* [Objective]
Count how many lines contain the word "bolts". Respond with the number alone.

* [Records to use]
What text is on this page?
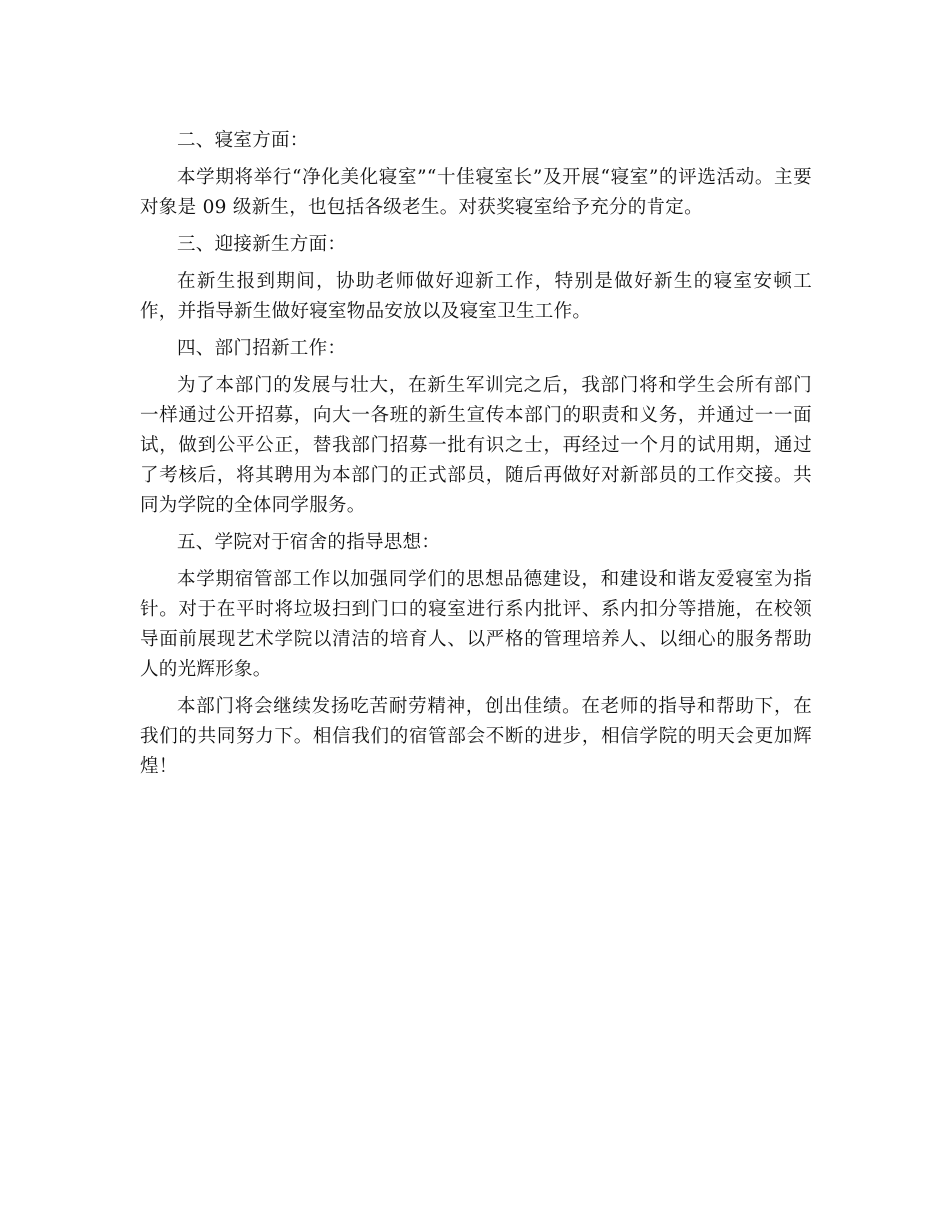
二、寝室方面：

本学期将举行“净化美化寝室”“十佳寝室长”及开展“寝室”的评选活动。主要对象是 09 级新生，也包括各级老生。对获奖寝室给予充分的肯定。

三、迎接新生方面：

在新生报到期间，协助老师做好迎新工作，特别是做好新生的寝室安顿工作，并指导新生做好寝室物品安放以及寝室卫生工作。

四、部门招新工作：

为了本部门的发展与壮大，在新生军训完之后，我部门将和学生会所有部门一样通过公开招募，向大一各班的新生宣传本部门的职责和义务，并通过一一面试，做到公平公正，替我部门招募一批有识之士，再经过一个月的试用期，通过了考核后，将其聘用为本部门的正式部员，随后再做好对新部员的工作交接。共同为学院的全体同学服务。

五、学院对于宿舍的指导思想：

本学期宿管部工作以加强同学们的思想品德建设，和建设和谐友爱寝室为指针。对于在平时将垃圾扫到门口的寝室进行系内批评、系内扣分等措施，在校领导面前展现艺术学院以清洁的培育人、以严格的管理培养人、以细心的服务帮助人的光辉形象。

本部门将会继续发扬吃苦耐劳精神，创出佳绩。在老师的指导和帮助下，在我们的共同努力下。相信我们的宿管部会不断的进步，相信学院的明天会更加辉煌！
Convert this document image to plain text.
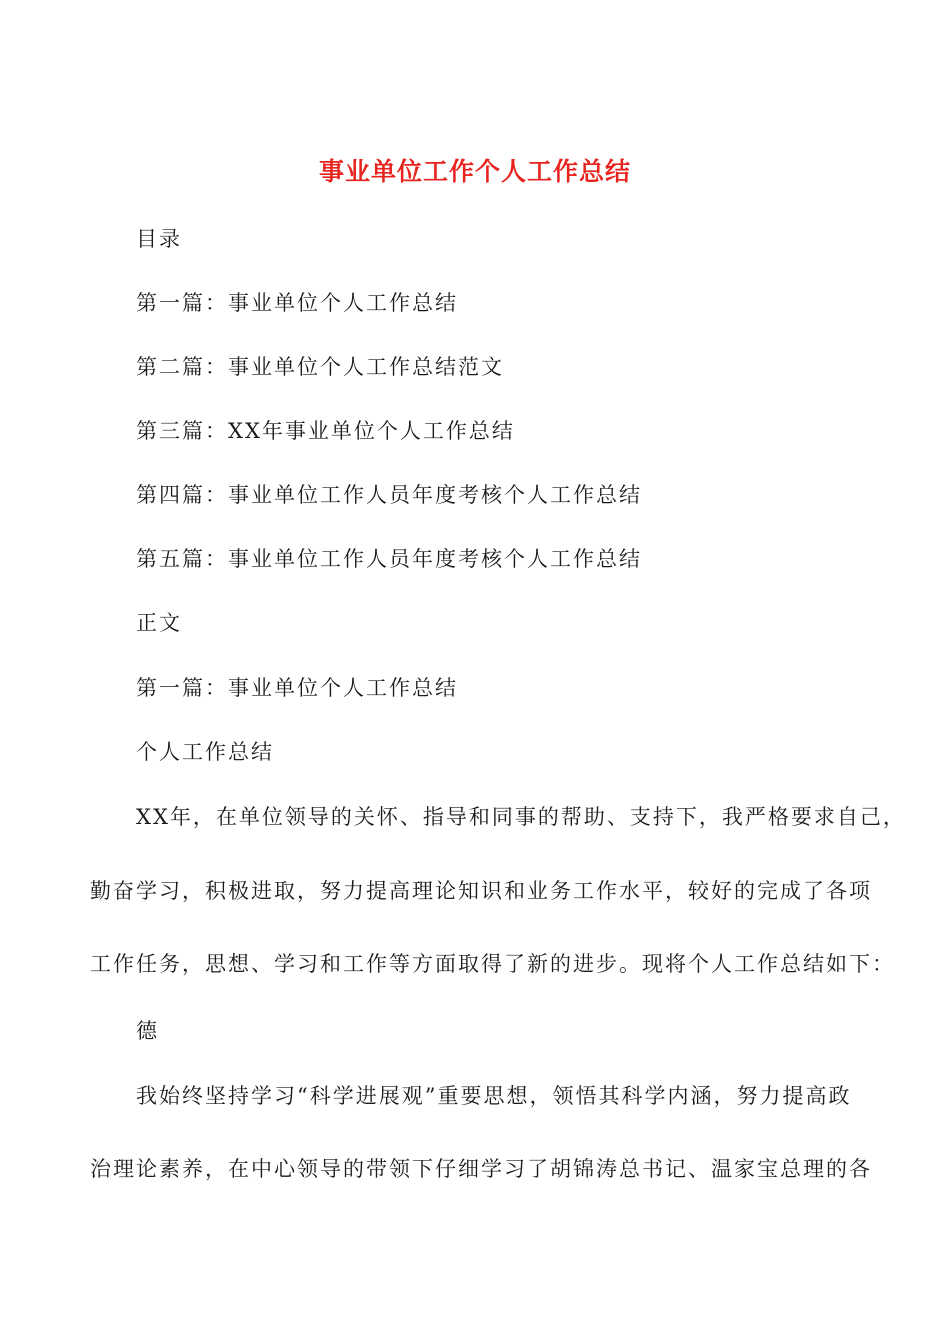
事业单位工作个人工作总结
目录
第一篇：事业单位个人工作总结
第二篇：事业单位个人工作总结范文
第三篇：XX年事业单位个人工作总结
第四篇：事业单位工作人员年度考核个人工作总结
第五篇：事业单位工作人员年度考核个人工作总结
正文
第一篇：事业单位个人工作总结
个人工作总结
XX年，在单位领导的关怀、指导和同事的帮助、支持下，我严格要求自己，
勤奋学习，积极进取，努力提高理论知识和业务工作水平，较好的完成了各项
工作任务，思想、学习和工作等方面取得了新的进步。现将个人工作总结如下：
德
我始终坚持学习“科学进展观”重要思想，领悟其科学内涵，努力提高政
治理论素养，在中心领导的带领下仔细学习了胡锦涛总书记、温家宝总理的各
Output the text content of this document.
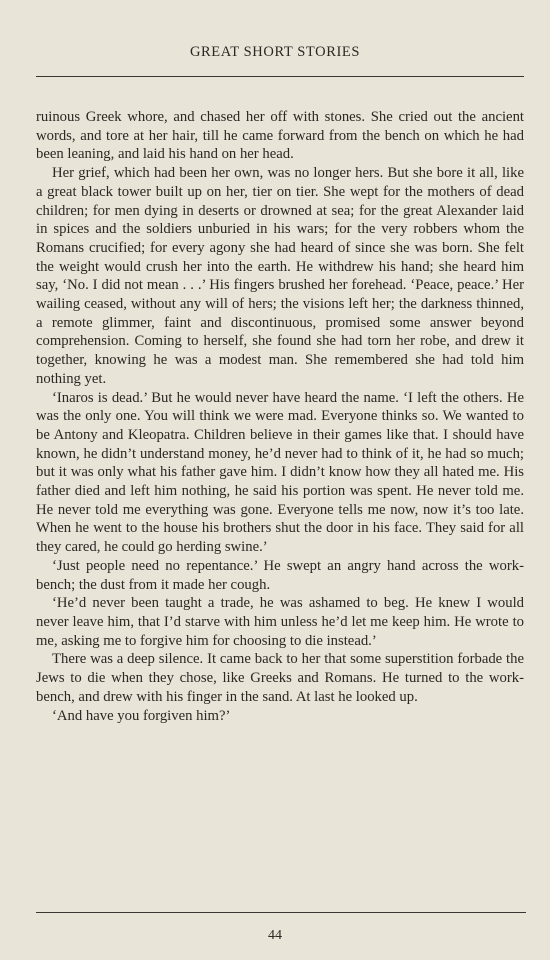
GREAT SHORT STORIES

ruinous Greek whore, and chased her off with stones. She cried out the ancient words, and tore at her hair, till he came forward from the bench on which he had been leaning, and laid his hand on her head.

Her grief, which had been her own, was no longer hers. But she bore it all, like a great black tower built up on her, tier on tier. She wept for the mothers of dead children; for men dying in deserts or drowned at sea; for the great Alexander laid in spices and the soldiers unburied in his wars; for the very robbers whom the Romans crucified; for every agony she had heard of since she was born. She felt the weight would crush her into the earth. He withdrew his hand; she heard him say, ‘No. I did not mean . . .’ His fingers brushed her forehead. ‘Peace, peace.’ Her wailing ceased, without any will of hers; the visions left her; the darkness thinned, a remote glimmer, faint and discontinuous, promised some answer beyond comprehension. Coming to herself, she found she had torn her robe, and drew it together, knowing he was a modest man. She remembered she had told him nothing yet.

‘Inaros is dead.’ But he would never have heard the name. ‘I left the others. He was the only one. You will think we were mad. Everyone thinks so. We wanted to be Antony and Kleopatra. Children believe in their games like that. I should have known, he didn’t understand money, he’d never had to think of it, he had so much; but it was only what his father gave him. I didn’t know how they all hated me. His father died and left him nothing, he said his portion was spent. He never told me. He never told me everything was gone. Everyone tells me now, now it’s too late. When he went to the house his brothers shut the door in his face. They said for all they cared, he could go herding swine.’

‘Just people need no repentance.’ He swept an angry hand across the work-bench; the dust from it made her cough.

‘He’d never been taught a trade, he was ashamed to beg. He knew I would never leave him, that I’d starve with him unless he’d let me keep him. He wrote to me, asking me to forgive him for choosing to die instead.’

There was a deep silence. It came back to her that some superstition forbade the Jews to die when they chose, like Greeks and Romans. He turned to the work-bench, and drew with his finger in the sand. At last he looked up.

‘And have you forgiven him?’

44
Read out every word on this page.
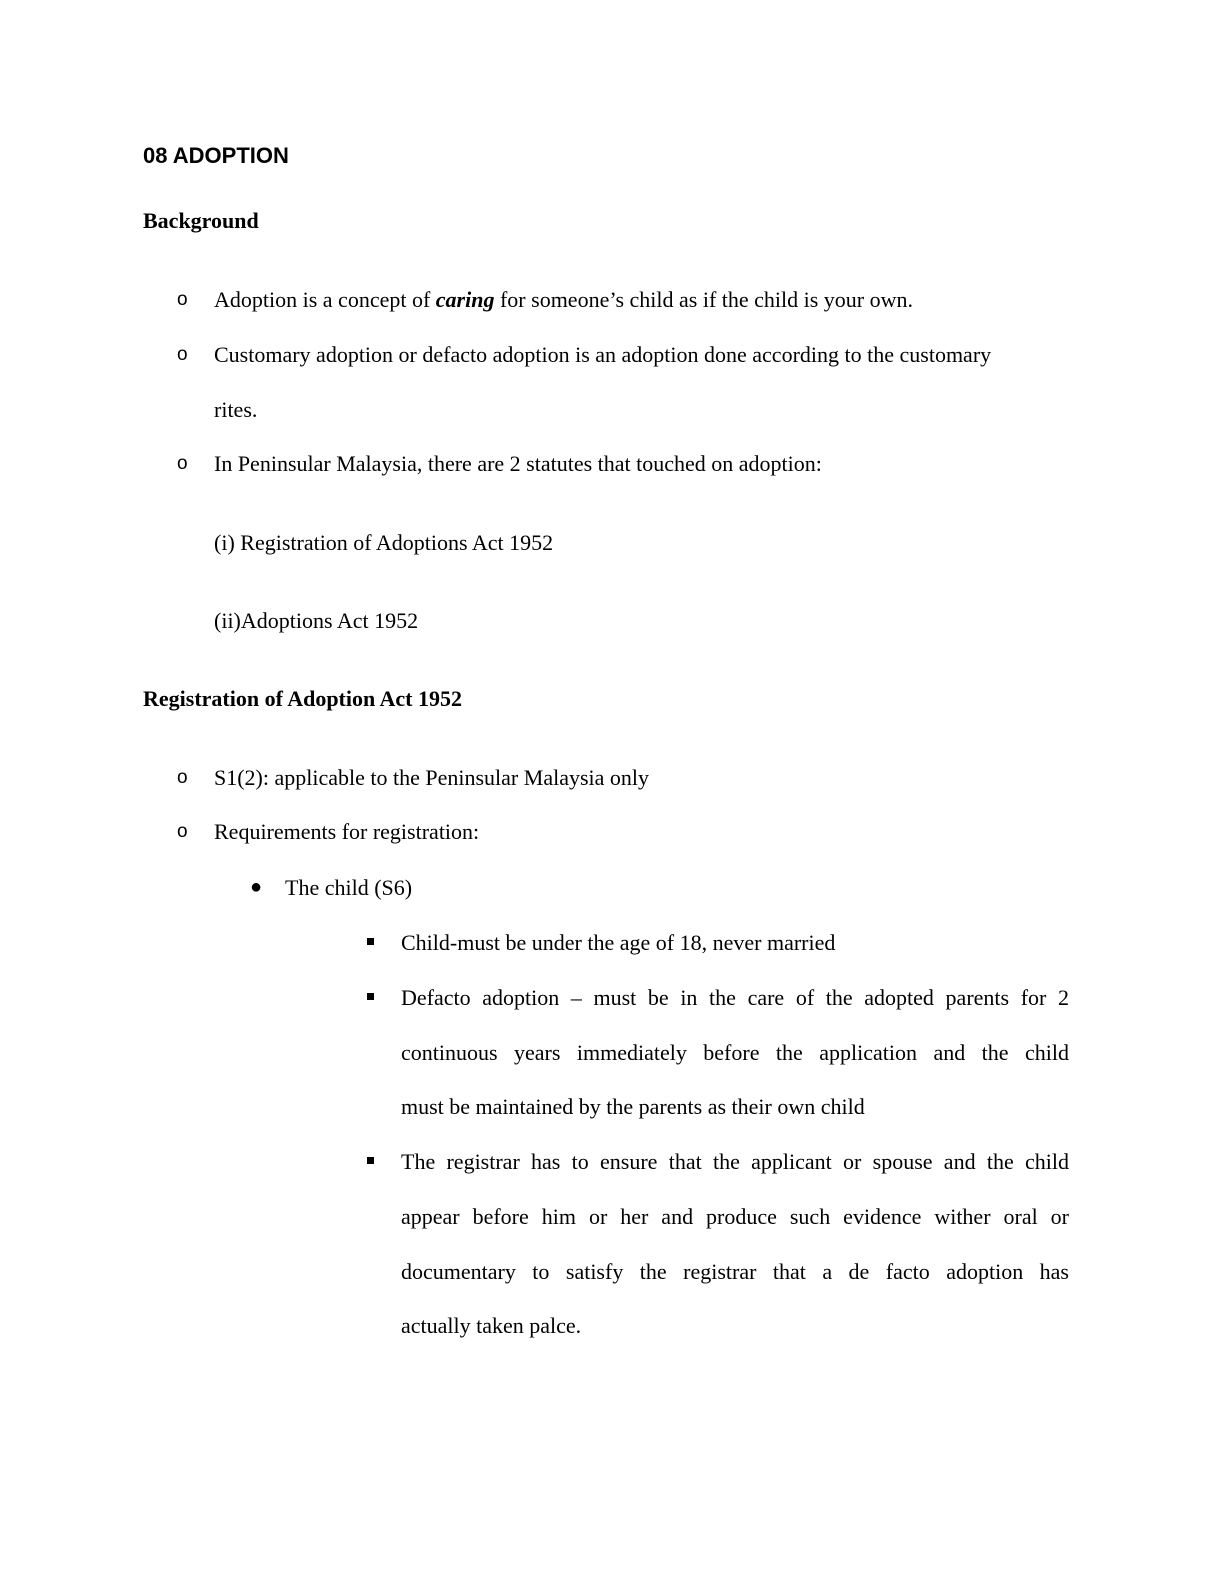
08 ADOPTION
Background
o Adoption is a concept of caring for someone’s child as if the child is your own.
o Customary adoption or defacto adoption is an adoption done according to the customary
rites.
o In Peninsular Malaysia, there are 2 statutes that touched on adoption:
(i) Registration of Adoptions Act 1952
(ii)Adoptions Act 1952
Registration of Adoption Act 1952
o S1(2): applicable to the Peninsular Malaysia only
o Requirements for registration:
● The child (S6)
Child-must be under the age of 18, never married
Defacto adoption – must be in the care of the adopted parents for 2
continuous years immediately before the application and the child
must be maintained by the parents as their own child
The registrar has to ensure that the applicant or spouse and the child
appear before him or her and produce such evidence wither oral or
documentary to satisfy the registrar that a de facto adoption has
actually taken palce.
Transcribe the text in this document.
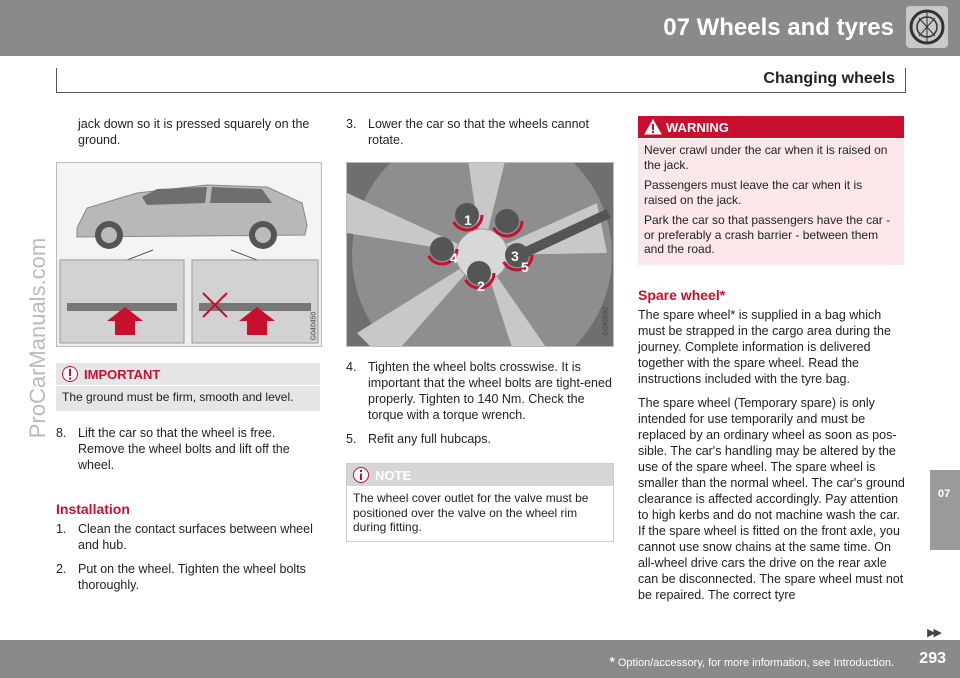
07 Wheels and tyres
Changing wheels
07
ProCarManuals.com

jack down so it is pressed squarely on the ground.

G040450
IMPORTANT
The ground must be firm, smooth and level.
8. Lift the car so that the wheel is free. Remove the wheel bolts and lift off the wheel.
Installation
1. Clean the contact surfaces between wheel and hub.
2. Put on the wheel. Tighten the wheel bolts thoroughly.
3. Lower the car so that the wheels cannot rotate.
1
2
3
4
5
G040692
4. Tighten the wheel bolts crosswise. It is important that the wheel bolts are tight-ened properly. Tighten to 140 Nm. Check the torque with a torque wrench.
5. Refit any full hubcaps.
NOTE
The wheel cover outlet for the valve must be positioned over the valve on the wheel rim during fitting.
WARNING

Never crawl under the car when it is raised on the jack.

Passengers must leave the car when it is raised on the jack.

Park the car so that passengers have the car - or preferably a crash barrier - between them and the road.

Spare wheel*

The spare wheel* is supplied in a bag which must be strapped in the cargo area during the journey. Complete information is delivered together with the spare wheel. Read the instructions included with the tyre bag.

The spare wheel (Temporary spare) is only intended for use temporarily and must be replaced by an ordinary wheel as soon as pos-sible. The car's handling may be altered by the use of the spare wheel. The spare wheel is smaller than the normal wheel. The car's ground clearance is affected accordingly. Pay attention to high kerbs and do not machine wash the car. If the spare wheel is fitted on the front axle, you cannot use snow chains at the same time. On all-wheel drive cars the drive on the rear axle can be disconnected. The spare wheel must not be repaired. The correct tyre

▶▶
* Option/accessory, for more information, see Introduction. 293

* [Task response]
3